— START STORED ROWS —

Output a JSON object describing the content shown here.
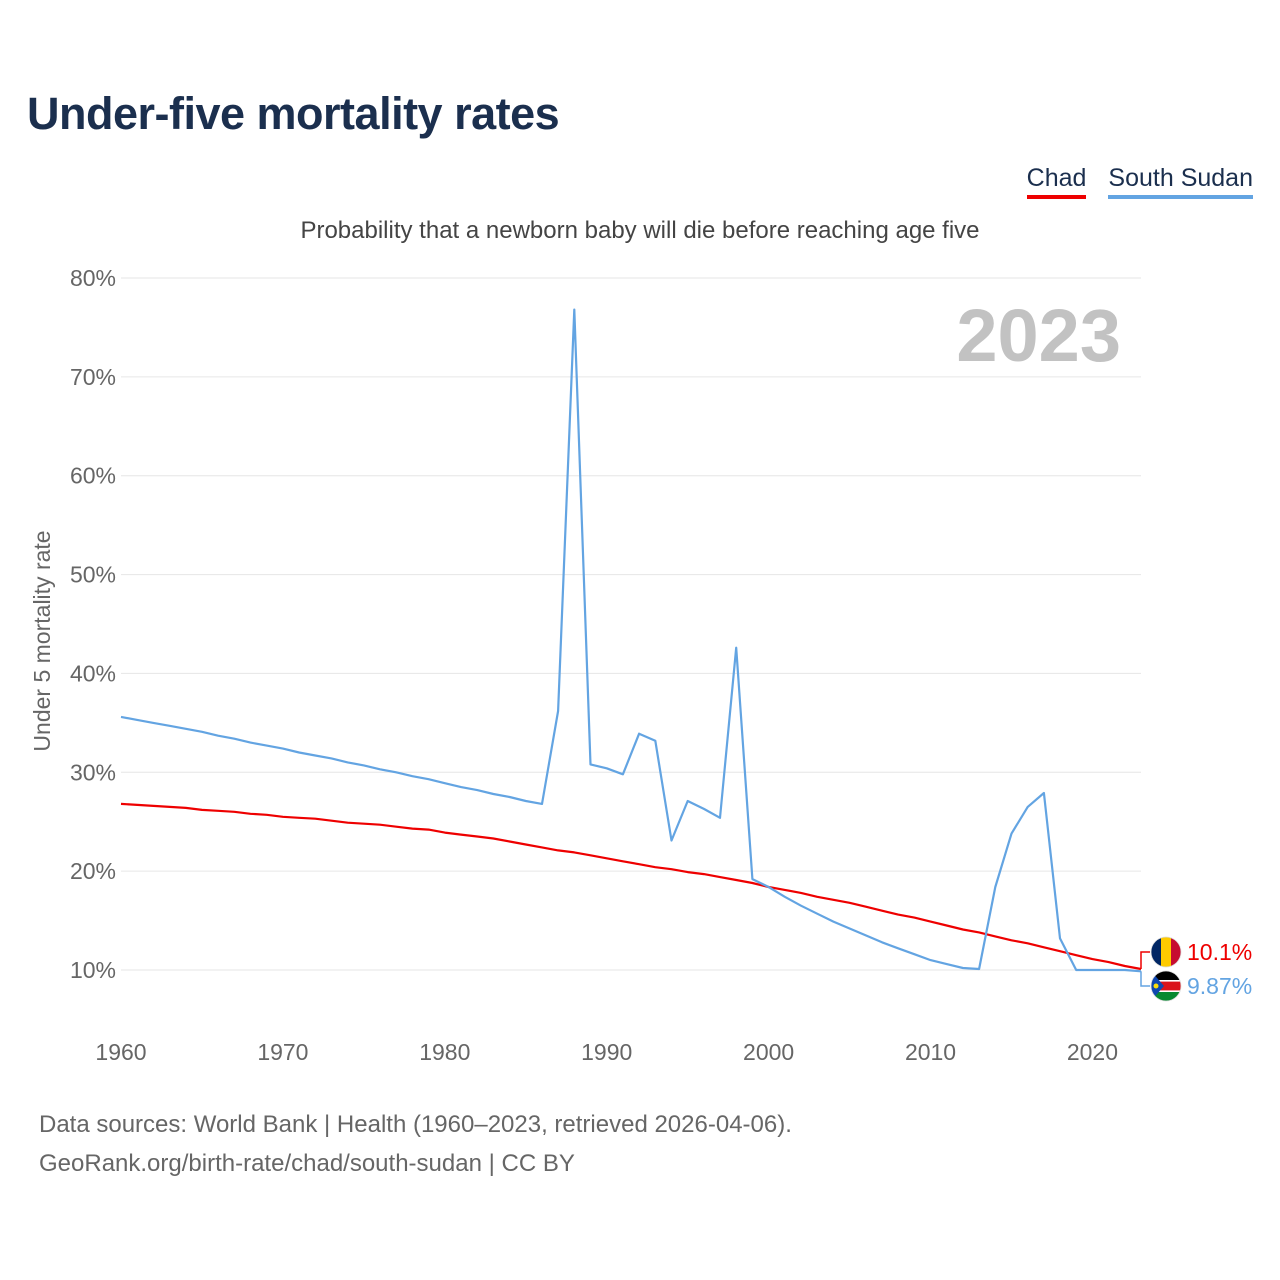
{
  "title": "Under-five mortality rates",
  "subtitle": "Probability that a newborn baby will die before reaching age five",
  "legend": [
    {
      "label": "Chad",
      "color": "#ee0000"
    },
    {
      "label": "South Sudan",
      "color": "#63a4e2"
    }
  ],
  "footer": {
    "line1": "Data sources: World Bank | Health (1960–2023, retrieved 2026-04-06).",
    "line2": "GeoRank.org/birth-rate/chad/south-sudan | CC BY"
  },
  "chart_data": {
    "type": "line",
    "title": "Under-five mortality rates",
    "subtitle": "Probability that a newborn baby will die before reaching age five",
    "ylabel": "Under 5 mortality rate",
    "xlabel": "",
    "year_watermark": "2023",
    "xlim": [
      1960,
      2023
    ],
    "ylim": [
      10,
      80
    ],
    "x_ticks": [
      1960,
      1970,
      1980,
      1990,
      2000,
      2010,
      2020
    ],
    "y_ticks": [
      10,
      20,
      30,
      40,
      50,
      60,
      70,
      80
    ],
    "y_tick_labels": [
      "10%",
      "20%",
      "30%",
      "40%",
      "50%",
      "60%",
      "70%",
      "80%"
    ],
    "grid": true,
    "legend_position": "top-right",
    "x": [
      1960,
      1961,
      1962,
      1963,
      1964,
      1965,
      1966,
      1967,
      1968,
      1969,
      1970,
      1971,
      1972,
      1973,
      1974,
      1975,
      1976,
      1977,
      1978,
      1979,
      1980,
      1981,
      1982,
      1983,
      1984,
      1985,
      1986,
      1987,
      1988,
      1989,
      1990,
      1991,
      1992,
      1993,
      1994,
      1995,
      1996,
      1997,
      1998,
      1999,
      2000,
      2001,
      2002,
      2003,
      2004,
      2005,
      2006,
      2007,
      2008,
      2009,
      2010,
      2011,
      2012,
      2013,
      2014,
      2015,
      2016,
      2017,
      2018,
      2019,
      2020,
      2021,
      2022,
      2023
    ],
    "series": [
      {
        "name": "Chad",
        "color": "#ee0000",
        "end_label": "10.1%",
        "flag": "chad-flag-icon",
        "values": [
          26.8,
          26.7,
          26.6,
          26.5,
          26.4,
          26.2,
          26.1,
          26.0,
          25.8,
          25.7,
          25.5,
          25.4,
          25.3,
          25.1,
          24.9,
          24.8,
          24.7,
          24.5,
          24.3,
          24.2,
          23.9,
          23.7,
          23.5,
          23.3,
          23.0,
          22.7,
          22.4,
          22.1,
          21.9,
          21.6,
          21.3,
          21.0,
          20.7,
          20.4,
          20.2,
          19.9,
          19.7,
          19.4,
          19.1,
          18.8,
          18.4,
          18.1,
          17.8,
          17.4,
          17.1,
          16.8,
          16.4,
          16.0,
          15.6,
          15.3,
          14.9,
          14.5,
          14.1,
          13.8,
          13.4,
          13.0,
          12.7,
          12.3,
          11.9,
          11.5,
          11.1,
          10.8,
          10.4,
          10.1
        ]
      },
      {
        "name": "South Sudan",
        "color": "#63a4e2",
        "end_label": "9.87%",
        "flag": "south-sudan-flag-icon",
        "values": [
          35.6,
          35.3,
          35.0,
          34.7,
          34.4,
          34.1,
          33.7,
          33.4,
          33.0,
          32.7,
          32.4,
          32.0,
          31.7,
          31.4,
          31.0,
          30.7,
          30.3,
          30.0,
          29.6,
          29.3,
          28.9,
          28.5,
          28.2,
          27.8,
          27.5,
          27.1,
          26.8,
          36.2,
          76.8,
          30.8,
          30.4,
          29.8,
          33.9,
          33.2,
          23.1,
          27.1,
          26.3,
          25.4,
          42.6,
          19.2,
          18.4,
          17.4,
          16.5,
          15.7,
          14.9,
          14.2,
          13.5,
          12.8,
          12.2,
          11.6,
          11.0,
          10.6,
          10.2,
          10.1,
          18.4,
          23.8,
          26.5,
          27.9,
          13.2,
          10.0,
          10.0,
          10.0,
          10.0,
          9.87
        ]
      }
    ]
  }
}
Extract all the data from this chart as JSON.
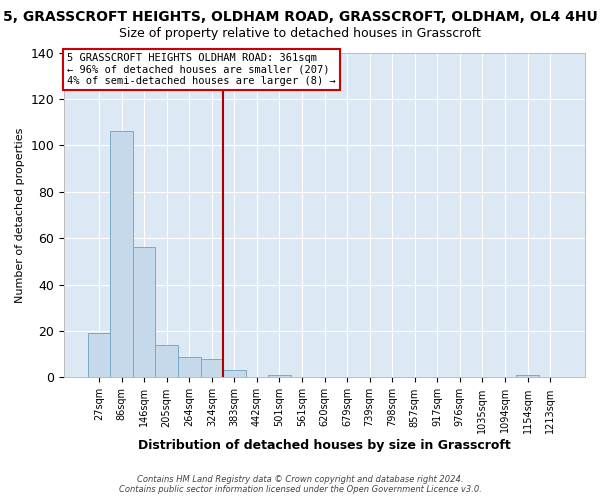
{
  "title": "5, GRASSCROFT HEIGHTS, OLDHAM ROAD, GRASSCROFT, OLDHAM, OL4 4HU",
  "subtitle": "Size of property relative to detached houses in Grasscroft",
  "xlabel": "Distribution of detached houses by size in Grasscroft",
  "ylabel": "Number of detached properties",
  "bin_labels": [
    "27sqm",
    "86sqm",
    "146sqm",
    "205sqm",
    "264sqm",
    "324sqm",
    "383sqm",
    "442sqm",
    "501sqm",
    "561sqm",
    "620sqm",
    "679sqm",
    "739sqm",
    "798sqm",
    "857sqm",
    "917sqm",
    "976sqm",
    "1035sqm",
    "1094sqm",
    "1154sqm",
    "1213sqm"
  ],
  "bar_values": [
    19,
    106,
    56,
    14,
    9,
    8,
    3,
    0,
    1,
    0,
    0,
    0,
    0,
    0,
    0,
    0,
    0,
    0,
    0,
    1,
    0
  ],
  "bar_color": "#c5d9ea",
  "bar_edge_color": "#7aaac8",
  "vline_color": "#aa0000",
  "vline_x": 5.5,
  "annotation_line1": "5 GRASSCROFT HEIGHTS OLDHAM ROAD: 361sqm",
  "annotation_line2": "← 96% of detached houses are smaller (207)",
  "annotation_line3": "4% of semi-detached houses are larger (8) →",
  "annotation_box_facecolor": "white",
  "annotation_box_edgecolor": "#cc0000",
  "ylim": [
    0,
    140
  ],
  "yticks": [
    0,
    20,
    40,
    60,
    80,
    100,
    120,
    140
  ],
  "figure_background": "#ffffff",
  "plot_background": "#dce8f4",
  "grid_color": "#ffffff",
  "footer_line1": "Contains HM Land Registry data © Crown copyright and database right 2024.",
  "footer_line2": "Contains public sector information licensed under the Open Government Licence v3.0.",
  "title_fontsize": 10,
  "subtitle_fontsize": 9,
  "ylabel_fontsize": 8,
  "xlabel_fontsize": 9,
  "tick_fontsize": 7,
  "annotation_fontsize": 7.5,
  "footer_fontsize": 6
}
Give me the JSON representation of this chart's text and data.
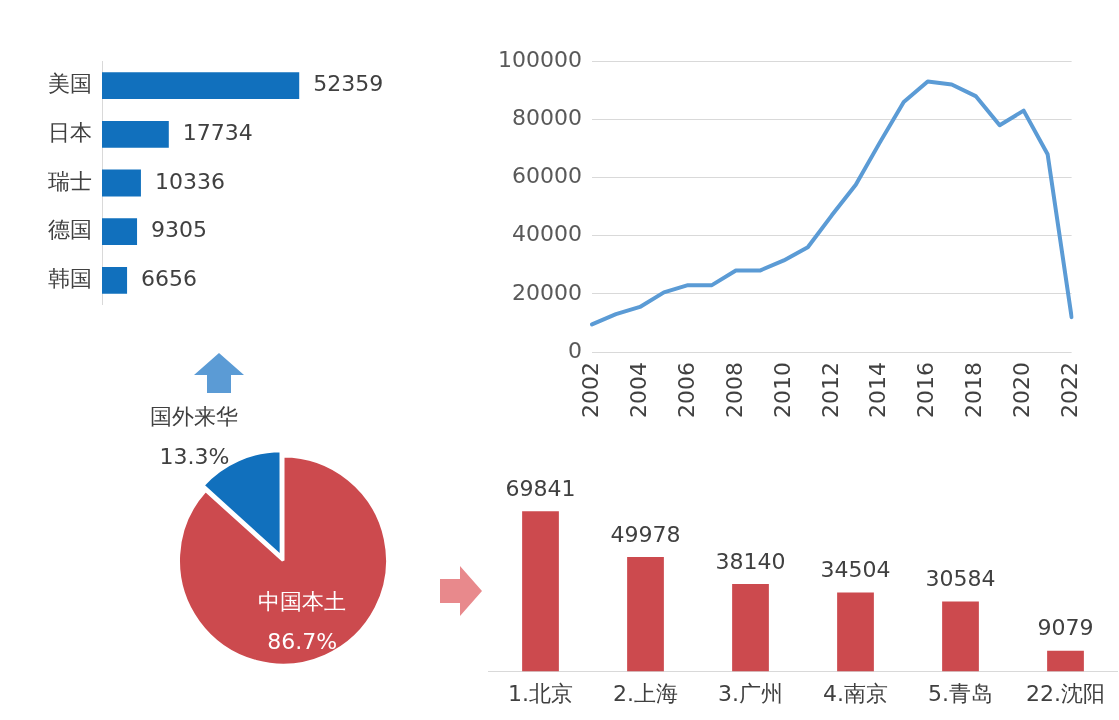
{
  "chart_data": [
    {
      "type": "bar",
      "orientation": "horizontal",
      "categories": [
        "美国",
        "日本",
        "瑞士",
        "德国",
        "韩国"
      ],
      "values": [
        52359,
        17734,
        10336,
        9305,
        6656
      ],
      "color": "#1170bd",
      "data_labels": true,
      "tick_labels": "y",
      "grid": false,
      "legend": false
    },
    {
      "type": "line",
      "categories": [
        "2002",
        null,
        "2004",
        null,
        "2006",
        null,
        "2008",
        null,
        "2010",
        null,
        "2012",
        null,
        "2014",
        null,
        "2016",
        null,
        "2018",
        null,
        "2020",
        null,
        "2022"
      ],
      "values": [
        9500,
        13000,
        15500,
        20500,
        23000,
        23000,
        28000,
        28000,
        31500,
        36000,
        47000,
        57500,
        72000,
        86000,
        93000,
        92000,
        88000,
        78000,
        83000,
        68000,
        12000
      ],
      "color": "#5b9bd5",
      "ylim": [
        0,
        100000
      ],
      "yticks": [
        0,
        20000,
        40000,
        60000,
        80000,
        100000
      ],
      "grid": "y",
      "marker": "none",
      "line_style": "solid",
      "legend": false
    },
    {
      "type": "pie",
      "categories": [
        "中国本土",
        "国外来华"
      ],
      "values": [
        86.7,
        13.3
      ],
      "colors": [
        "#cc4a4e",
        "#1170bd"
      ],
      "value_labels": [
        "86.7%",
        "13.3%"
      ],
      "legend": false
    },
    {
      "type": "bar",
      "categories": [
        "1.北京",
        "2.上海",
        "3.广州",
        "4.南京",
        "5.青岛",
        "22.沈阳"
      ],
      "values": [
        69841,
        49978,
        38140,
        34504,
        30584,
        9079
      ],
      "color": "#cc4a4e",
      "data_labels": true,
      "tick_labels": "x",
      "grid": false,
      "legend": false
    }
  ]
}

— END STORED ROWS —

## PROBLEM DETAILS:
Collect each line containing the string "baby".

## FINISHED ANSWER:
  "subtitle": "Probability that a newborn baby will die before reaching age five",
    "subtitle": "Probability that a newborn baby will die before reaching age five",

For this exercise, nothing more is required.